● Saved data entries
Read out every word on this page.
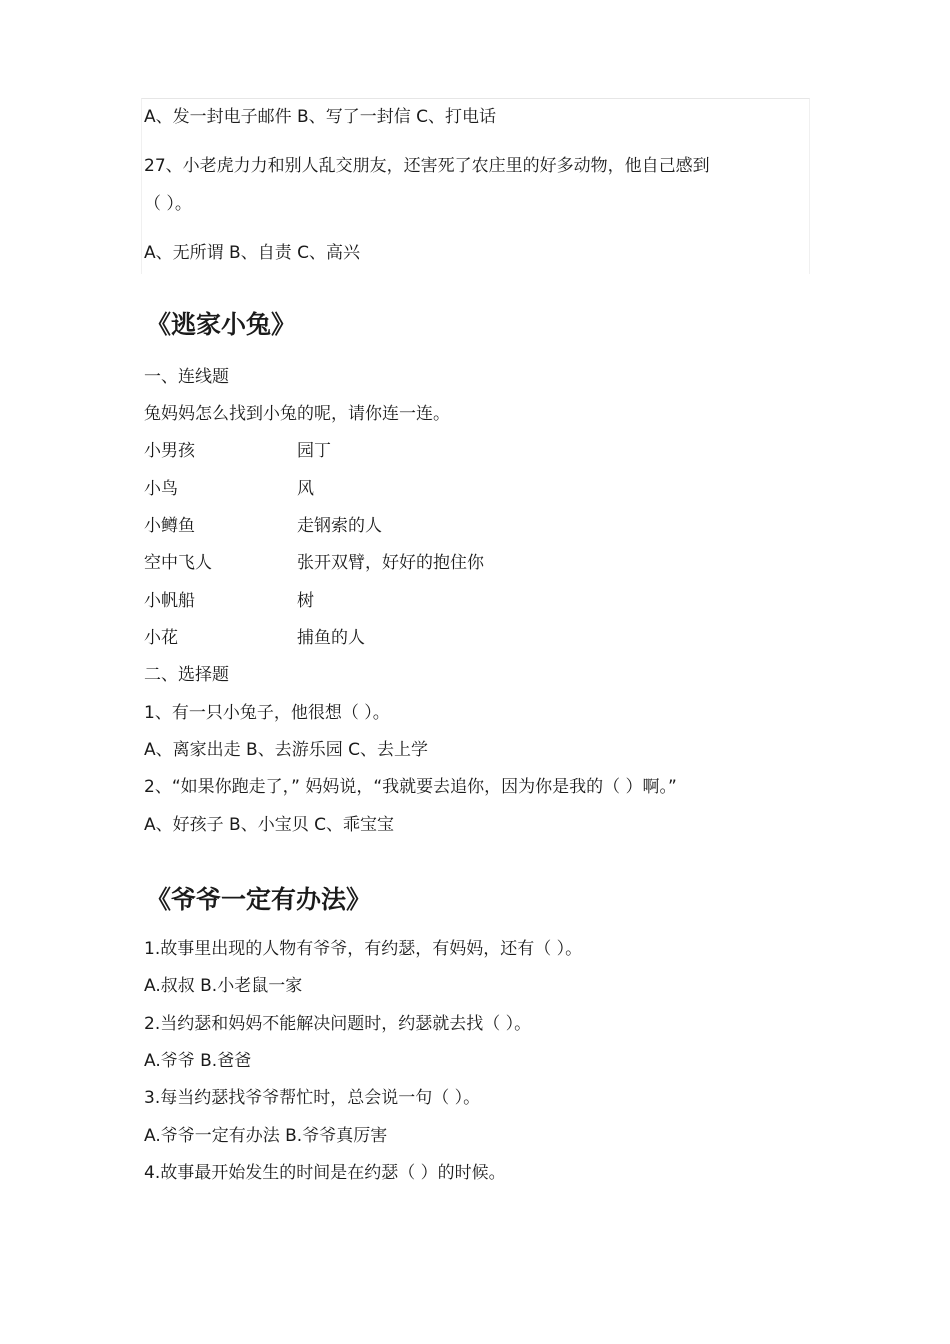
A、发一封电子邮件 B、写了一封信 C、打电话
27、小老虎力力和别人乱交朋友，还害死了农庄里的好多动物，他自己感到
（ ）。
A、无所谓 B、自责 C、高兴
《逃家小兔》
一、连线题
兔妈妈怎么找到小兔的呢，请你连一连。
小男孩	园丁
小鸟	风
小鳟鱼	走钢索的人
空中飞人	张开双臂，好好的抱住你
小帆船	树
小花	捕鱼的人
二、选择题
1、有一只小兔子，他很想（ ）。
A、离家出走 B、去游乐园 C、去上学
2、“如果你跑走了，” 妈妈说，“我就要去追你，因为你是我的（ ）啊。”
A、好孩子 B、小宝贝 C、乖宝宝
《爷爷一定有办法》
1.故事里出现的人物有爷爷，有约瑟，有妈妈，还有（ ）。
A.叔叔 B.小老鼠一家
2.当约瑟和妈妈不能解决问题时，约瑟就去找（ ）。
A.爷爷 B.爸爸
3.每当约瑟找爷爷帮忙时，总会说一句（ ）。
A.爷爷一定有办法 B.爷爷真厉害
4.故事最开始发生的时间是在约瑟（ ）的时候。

* * *

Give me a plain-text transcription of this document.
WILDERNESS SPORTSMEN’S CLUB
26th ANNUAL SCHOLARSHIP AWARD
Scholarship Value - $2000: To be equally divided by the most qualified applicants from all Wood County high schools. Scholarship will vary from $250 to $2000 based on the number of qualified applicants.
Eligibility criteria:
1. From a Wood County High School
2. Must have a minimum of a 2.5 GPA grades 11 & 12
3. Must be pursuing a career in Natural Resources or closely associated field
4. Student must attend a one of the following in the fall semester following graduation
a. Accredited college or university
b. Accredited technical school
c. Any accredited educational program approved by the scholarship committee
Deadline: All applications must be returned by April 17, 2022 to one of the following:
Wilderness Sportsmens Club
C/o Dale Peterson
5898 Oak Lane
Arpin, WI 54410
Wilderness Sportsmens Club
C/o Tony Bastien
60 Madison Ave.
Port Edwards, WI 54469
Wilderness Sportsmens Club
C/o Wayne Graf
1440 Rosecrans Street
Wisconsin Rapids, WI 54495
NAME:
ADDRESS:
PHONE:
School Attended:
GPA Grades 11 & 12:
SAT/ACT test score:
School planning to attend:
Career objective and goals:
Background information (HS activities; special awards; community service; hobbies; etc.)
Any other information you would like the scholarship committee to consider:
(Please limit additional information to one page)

● EXERCISE INSTRUCTIONS
Return the lines of the records that include the string "County".

● ANSWER TO THIS TASK
Scholarship Value - $2000: To be equally divided by the most qualified applicants from all Wood County high schools. Scholarship will vary from $250 to $2000 based on the number of qualified applicants.
1. From a Wood County High School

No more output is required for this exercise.